*WHAT YOU WILL DO*: All lines holding the string "Conte" are to be shown.

*DATASET RECORDS*:
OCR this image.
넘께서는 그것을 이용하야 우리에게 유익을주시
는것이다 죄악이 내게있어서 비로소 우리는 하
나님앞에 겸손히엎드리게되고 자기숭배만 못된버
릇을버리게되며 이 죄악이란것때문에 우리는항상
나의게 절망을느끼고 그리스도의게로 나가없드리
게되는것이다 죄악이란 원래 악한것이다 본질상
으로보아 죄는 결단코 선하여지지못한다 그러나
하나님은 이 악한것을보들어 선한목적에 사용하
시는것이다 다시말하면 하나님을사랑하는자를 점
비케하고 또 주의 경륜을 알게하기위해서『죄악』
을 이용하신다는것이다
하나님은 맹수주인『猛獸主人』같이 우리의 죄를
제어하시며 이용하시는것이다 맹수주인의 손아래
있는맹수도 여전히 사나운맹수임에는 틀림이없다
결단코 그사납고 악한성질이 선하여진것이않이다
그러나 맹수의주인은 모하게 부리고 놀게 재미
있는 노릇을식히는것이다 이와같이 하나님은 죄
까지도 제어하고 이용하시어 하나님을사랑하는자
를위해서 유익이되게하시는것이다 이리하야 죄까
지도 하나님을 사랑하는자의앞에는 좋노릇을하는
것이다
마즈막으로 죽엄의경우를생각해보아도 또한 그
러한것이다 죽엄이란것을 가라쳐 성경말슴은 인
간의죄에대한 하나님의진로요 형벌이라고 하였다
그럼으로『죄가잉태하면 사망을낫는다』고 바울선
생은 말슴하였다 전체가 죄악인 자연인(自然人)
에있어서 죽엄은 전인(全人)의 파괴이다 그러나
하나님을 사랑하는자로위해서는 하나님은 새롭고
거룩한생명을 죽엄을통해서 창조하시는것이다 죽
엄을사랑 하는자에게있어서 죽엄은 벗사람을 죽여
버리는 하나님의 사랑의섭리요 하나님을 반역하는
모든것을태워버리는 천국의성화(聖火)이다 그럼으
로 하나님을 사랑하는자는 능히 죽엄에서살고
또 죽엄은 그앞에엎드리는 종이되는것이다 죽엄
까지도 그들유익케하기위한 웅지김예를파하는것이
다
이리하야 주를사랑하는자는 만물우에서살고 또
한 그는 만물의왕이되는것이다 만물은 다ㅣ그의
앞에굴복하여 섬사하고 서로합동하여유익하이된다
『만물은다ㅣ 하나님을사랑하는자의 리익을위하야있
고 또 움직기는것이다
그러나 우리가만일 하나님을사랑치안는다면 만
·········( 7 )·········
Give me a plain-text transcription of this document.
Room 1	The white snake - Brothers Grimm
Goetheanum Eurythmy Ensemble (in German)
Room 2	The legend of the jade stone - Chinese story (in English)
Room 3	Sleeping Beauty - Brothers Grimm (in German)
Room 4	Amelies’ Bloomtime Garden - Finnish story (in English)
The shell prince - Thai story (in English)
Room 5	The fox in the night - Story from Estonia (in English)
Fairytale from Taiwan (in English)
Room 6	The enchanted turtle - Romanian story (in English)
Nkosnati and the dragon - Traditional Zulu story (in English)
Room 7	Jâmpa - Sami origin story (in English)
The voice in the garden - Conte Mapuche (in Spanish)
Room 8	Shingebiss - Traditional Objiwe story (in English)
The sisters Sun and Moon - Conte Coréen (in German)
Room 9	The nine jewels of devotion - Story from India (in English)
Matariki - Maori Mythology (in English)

*SOLUTION BELOW*:
The voice in the garden - Conte Mapuche (in Spanish)
The sisters Sun and Moon - Conte Coréen (in German)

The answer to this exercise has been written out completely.